* [Task to complete]:
Give the data again exactly as written, skipping any pictures.

* [Records supplied]:
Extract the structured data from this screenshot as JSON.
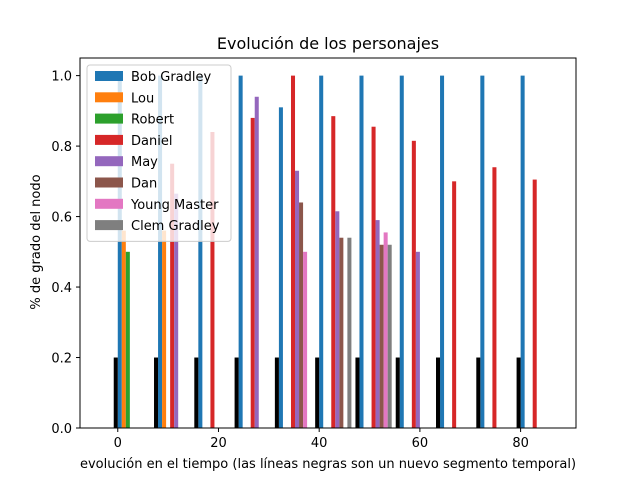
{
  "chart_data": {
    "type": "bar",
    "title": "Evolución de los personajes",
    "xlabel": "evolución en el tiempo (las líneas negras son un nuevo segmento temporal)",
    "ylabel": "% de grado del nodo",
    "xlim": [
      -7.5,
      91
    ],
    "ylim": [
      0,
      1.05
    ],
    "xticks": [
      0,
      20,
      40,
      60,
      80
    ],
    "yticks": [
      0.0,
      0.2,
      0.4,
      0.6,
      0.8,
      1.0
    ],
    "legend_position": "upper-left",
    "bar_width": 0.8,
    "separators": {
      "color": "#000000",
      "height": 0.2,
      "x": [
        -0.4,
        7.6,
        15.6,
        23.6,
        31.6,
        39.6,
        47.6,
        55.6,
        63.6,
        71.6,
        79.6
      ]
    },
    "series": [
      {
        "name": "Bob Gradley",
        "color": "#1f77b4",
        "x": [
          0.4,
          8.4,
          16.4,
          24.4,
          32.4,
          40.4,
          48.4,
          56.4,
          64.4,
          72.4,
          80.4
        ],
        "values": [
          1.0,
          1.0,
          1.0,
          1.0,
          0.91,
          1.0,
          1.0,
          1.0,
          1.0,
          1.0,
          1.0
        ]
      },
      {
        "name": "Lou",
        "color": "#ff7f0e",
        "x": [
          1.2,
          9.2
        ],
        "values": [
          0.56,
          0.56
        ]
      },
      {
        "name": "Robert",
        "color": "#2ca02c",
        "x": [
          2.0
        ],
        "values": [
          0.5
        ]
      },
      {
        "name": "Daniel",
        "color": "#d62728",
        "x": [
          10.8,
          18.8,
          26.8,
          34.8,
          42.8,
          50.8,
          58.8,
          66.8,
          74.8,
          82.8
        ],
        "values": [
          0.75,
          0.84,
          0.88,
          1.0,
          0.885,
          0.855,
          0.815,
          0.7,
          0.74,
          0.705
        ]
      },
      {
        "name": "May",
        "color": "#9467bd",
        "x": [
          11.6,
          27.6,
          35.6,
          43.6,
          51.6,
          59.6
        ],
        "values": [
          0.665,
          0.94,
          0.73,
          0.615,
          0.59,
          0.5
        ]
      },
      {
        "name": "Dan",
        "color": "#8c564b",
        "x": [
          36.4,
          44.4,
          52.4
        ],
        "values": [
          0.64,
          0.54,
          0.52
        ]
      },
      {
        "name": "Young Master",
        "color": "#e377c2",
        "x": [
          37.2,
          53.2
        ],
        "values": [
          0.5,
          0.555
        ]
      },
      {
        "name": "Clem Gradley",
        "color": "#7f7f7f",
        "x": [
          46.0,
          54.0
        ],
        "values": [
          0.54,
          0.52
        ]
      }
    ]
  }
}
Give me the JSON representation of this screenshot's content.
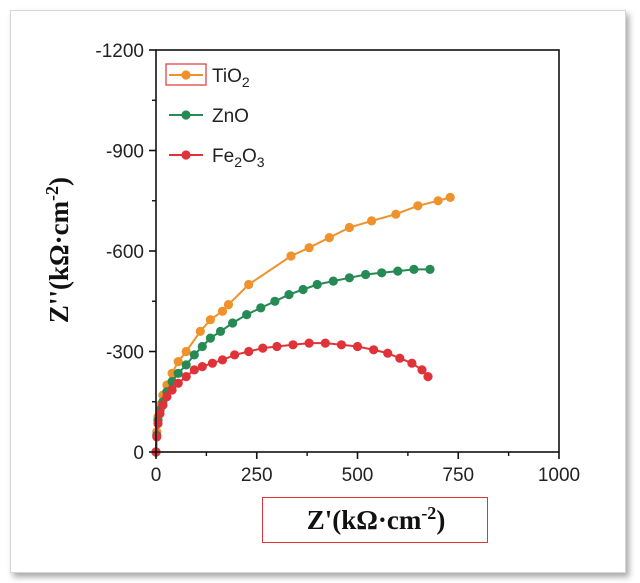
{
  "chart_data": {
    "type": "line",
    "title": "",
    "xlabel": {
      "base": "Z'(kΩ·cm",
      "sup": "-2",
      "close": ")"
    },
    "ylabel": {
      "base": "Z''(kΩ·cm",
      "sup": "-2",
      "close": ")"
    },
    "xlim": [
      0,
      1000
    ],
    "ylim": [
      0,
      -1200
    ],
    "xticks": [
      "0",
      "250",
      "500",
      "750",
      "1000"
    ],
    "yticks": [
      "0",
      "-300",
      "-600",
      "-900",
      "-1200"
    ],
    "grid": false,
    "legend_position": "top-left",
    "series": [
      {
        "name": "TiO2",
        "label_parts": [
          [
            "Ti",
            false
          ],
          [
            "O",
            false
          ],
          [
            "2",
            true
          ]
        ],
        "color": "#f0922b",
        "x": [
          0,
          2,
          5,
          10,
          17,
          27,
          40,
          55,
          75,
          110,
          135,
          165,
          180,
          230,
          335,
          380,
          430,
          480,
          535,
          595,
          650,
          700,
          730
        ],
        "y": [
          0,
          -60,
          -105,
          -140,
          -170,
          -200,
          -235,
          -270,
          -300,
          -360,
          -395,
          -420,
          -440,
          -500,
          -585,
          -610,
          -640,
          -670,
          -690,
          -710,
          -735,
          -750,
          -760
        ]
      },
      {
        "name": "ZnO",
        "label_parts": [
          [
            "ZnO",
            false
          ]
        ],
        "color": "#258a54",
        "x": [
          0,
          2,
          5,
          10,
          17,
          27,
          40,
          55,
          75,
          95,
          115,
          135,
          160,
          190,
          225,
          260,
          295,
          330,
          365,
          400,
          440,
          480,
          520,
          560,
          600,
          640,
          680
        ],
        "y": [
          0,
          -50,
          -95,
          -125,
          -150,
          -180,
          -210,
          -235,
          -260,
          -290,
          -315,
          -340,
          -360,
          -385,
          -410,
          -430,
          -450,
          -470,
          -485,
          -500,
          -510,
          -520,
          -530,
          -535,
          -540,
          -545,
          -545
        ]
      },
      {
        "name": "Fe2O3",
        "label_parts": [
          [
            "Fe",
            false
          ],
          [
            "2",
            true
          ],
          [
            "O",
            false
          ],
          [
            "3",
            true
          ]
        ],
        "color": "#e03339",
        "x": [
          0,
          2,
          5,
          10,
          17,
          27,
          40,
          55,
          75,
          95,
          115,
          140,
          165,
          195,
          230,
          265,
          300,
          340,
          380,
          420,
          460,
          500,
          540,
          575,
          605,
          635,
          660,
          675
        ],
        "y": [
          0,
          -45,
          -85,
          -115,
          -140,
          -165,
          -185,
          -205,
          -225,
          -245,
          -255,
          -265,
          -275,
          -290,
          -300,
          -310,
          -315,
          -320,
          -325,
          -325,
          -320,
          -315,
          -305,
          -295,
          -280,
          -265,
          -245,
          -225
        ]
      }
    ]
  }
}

* [Full answer]:
Extract the structured data from this screenshot as JSON.
{
  "chart_data": {
    "type": "bar",
    "title": "Evolución de los personajes",
    "xlabel": "evolución en el tiempo (las líneas negras son un nuevo segmento temporal)",
    "ylabel": "% de grado del nodo",
    "xlim": [
      -7.5,
      91
    ],
    "ylim": [
      0,
      1.05
    ],
    "xticks": [
      0,
      20,
      40,
      60,
      80
    ],
    "yticks": [
      0.0,
      0.2,
      0.4,
      0.6,
      0.8,
      1.0
    ],
    "legend_position": "upper-left",
    "bar_width": 0.8,
    "separators": {
      "color": "#000000",
      "height": 0.2,
      "x": [
        -0.4,
        7.6,
        15.6,
        23.6,
        31.6,
        39.6,
        47.6,
        55.6,
        63.6,
        71.6,
        79.6
      ]
    },
    "series": [
      {
        "name": "Bob Gradley",
        "color": "#1f77b4",
        "x": [
          0.4,
          8.4,
          16.4,
          24.4,
          32.4,
          40.4,
          48.4,
          56.4,
          64.4,
          72.4,
          80.4
        ],
        "values": [
          1.0,
          1.0,
          1.0,
          1.0,
          0.91,
          1.0,
          1.0,
          1.0,
          1.0,
          1.0,
          1.0
        ]
      },
      {
        "name": "Lou",
        "color": "#ff7f0e",
        "x": [
          1.2,
          9.2
        ],
        "values": [
          0.56,
          0.56
        ]
      },
      {
        "name": "Robert",
        "color": "#2ca02c",
        "x": [
          2.0
        ],
        "values": [
          0.5
        ]
      },
      {
        "name": "Daniel",
        "color": "#d62728",
        "x": [
          10.8,
          18.8,
          26.8,
          34.8,
          42.8,
          50.8,
          58.8,
          66.8,
          74.8,
          82.8
        ],
        "values": [
          0.75,
          0.84,
          0.88,
          1.0,
          0.885,
          0.855,
          0.815,
          0.7,
          0.74,
          0.705
        ]
      },
      {
        "name": "May",
        "color": "#9467bd",
        "x": [
          11.6,
          27.6,
          35.6,
          43.6,
          51.6,
          59.6
        ],
        "values": [
          0.665,
          0.94,
          0.73,
          0.615,
          0.59,
          0.5
        ]
      },
      {
        "name": "Dan",
        "color": "#8c564b",
        "x": [
          36.4,
          44.4,
          52.4
        ],
        "values": [
          0.64,
          0.54,
          0.52
        ]
      },
      {
        "name": "Young Master",
        "color": "#e377c2",
        "x": [
          37.2,
          53.2
        ],
        "values": [
          0.5,
          0.555
        ]
      },
      {
        "name": "Clem Gradley",
        "color": "#7f7f7f",
        "x": [
          46.0,
          54.0
        ],
        "values": [
          0.54,
          0.52
        ]
      }
    ]
  }
}
Give me the JSON representation of this screenshot's content.
{
  "chart_data": {
    "type": "line",
    "title": "",
    "xlabel": {
      "base": "Z'(kΩ·cm",
      "sup": "-2",
      "close": ")"
    },
    "ylabel": {
      "base": "Z''(kΩ·cm",
      "sup": "-2",
      "close": ")"
    },
    "xlim": [
      0,
      1000
    ],
    "ylim": [
      0,
      -1200
    ],
    "xticks": [
      "0",
      "250",
      "500",
      "750",
      "1000"
    ],
    "yticks": [
      "0",
      "-300",
      "-600",
      "-900",
      "-1200"
    ],
    "grid": false,
    "legend_position": "top-left",
    "series": [
      {
        "name": "TiO2",
        "label_parts": [
          [
            "Ti",
            false
          ],
          [
            "O",
            false
          ],
          [
            "2",
            true
          ]
        ],
        "color": "#f0922b",
        "x": [
          0,
          2,
          5,
          10,
          17,
          27,
          40,
          55,
          75,
          110,
          135,
          165,
          180,
          230,
          335,
          380,
          430,
          480,
          535,
          595,
          650,
          700,
          730
        ],
        "y": [
          0,
          -60,
          -105,
          -140,
          -170,
          -200,
          -235,
          -270,
          -300,
          -360,
          -395,
          -420,
          -440,
          -500,
          -585,
          -610,
          -640,
          -670,
          -690,
          -710,
          -735,
          -750,
          -760
        ]
      },
      {
        "name": "ZnO",
        "label_parts": [
          [
            "ZnO",
            false
          ]
        ],
        "color": "#258a54",
        "x": [
          0,
          2,
          5,
          10,
          17,
          27,
          40,
          55,
          75,
          95,
          115,
          135,
          160,
          190,
          225,
          260,
          295,
          330,
          365,
          400,
          440,
          480,
          520,
          560,
          600,
          640,
          680
        ],
        "y": [
          0,
          -50,
          -95,
          -125,
          -150,
          -180,
          -210,
          -235,
          -260,
          -290,
          -315,
          -340,
          -360,
          -385,
          -410,
          -430,
          -450,
          -470,
          -485,
          -500,
          -510,
          -520,
          -530,
          -535,
          -540,
          -545,
          -545
        ]
      },
      {
        "name": "Fe2O3",
        "label_parts": [
          [
            "Fe",
            false
          ],
          [
            "2",
            true
          ],
          [
            "O",
            false
          ],
          [
            "3",
            true
          ]
        ],
        "color": "#e03339",
        "x": [
          0,
          2,
          5,
          10,
          17,
          27,
          40,
          55,
          75,
          95,
          115,
          140,
          165,
          195,
          230,
          265,
          300,
          340,
          380,
          420,
          460,
          500,
          540,
          575,
          605,
          635,
          660,
          675
        ],
        "y": [
          0,
          -45,
          -85,
          -115,
          -140,
          -165,
          -185,
          -205,
          -225,
          -245,
          -255,
          -265,
          -275,
          -290,
          -300,
          -310,
          -315,
          -320,
          -325,
          -325,
          -320,
          -315,
          -305,
          -295,
          -280,
          -265,
          -245,
          -225
        ]
      }
    ]
  }
}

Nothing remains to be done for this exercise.